-------- Dataset records

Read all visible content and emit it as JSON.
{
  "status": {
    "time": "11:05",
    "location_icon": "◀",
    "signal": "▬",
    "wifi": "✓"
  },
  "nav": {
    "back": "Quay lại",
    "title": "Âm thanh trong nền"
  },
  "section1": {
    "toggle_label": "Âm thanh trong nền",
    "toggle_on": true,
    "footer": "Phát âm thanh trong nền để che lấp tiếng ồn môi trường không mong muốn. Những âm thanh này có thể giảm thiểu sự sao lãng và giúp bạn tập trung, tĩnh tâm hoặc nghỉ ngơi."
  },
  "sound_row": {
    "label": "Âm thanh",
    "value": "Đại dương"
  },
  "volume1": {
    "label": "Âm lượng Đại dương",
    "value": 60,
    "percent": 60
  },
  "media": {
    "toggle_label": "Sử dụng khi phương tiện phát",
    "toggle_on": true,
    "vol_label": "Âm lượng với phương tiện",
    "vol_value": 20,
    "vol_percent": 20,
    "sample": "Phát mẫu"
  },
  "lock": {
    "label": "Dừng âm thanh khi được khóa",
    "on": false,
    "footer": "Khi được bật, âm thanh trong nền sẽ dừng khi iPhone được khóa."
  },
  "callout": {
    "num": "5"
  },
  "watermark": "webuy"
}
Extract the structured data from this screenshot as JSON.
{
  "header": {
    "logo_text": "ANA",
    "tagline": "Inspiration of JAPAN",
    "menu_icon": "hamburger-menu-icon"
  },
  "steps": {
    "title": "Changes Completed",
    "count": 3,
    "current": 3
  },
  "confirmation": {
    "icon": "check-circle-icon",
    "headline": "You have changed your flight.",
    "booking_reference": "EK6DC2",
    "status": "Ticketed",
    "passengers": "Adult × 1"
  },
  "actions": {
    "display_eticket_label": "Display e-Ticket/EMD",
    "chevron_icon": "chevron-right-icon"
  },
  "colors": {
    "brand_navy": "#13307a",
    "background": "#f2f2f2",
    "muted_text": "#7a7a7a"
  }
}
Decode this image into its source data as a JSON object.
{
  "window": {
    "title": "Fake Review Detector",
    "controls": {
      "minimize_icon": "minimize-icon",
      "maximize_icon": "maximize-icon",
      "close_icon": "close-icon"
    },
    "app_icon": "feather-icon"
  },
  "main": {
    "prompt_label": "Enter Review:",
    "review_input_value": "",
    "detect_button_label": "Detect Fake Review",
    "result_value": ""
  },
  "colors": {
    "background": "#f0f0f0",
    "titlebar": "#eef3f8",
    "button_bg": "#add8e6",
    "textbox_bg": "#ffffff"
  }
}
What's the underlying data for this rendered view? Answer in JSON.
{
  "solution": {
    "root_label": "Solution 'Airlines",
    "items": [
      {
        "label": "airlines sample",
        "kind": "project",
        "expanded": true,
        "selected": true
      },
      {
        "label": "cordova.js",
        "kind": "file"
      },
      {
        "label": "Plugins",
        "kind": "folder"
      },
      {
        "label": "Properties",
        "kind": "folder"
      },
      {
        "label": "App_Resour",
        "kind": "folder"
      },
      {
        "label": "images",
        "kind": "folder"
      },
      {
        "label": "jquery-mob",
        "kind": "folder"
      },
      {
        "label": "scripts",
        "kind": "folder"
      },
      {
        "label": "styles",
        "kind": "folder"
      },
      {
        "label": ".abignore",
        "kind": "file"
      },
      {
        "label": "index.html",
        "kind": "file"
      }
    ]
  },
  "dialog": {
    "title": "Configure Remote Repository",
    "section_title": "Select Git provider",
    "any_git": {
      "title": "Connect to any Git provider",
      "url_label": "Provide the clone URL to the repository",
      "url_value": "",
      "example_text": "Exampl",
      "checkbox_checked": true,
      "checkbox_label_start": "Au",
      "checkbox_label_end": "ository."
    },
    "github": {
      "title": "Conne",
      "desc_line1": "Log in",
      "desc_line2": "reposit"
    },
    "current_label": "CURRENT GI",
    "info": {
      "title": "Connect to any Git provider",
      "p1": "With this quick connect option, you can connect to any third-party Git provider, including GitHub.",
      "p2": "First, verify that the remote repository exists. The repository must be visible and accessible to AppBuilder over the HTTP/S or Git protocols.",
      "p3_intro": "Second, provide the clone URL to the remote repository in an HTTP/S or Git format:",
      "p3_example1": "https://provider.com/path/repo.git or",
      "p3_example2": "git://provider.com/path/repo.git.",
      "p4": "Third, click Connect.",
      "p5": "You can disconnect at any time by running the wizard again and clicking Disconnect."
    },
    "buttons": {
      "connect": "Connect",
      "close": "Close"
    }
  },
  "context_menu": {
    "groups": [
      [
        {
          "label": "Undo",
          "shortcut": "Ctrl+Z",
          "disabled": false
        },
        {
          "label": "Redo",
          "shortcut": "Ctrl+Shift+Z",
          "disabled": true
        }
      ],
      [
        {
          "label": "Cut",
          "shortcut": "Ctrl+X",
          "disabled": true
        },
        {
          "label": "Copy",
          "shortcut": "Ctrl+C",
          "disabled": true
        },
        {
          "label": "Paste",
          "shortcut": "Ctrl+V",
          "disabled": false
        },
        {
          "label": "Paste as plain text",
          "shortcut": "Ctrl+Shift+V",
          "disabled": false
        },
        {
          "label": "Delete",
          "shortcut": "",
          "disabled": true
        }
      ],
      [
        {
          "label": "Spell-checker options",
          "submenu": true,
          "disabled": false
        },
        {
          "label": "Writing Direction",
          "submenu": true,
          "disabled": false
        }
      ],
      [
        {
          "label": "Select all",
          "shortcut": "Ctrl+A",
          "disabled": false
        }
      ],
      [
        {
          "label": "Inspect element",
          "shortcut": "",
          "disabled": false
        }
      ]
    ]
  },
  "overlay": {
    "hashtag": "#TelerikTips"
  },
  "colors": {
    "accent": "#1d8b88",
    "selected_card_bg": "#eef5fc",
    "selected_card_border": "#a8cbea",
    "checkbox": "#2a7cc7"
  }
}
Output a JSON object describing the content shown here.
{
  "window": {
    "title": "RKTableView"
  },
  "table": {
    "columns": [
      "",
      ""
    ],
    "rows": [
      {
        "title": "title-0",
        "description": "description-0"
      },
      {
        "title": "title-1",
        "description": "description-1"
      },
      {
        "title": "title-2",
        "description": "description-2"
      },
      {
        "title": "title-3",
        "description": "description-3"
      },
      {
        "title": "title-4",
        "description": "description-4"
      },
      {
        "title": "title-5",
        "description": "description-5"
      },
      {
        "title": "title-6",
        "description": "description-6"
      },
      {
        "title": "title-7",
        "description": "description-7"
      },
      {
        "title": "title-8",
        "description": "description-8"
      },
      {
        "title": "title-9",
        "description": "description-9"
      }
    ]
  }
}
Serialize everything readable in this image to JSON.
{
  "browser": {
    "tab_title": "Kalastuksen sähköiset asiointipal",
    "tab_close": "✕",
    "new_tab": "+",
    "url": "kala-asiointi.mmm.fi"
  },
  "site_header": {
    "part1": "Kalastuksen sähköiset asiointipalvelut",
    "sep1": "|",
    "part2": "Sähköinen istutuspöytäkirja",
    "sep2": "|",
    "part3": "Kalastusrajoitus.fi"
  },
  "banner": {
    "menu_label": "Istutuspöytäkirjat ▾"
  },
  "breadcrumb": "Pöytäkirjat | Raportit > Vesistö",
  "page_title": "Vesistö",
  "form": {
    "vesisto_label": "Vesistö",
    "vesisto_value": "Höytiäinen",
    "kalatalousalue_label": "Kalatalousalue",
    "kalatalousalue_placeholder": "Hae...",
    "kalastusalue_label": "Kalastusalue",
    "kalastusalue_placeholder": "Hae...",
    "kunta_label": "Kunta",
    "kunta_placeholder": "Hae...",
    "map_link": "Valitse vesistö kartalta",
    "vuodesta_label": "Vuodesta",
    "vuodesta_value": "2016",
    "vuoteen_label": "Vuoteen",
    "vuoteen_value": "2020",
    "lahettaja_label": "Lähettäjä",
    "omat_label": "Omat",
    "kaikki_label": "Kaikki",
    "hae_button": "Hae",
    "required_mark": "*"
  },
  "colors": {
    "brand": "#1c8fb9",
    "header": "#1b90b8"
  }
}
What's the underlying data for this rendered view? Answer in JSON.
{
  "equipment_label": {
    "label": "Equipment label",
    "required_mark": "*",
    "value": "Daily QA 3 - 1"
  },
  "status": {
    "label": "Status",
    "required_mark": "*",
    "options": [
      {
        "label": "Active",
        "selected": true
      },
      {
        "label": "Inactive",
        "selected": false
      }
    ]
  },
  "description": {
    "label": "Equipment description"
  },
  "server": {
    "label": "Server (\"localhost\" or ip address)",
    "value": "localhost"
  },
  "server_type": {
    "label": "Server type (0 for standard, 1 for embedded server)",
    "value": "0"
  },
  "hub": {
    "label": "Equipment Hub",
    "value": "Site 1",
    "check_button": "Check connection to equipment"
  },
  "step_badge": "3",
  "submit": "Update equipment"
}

----------------

Work to be completed: Using the records given above, list every line that includes the word "options".

The answer:
          "label": "Spell-checker options",
    "options": [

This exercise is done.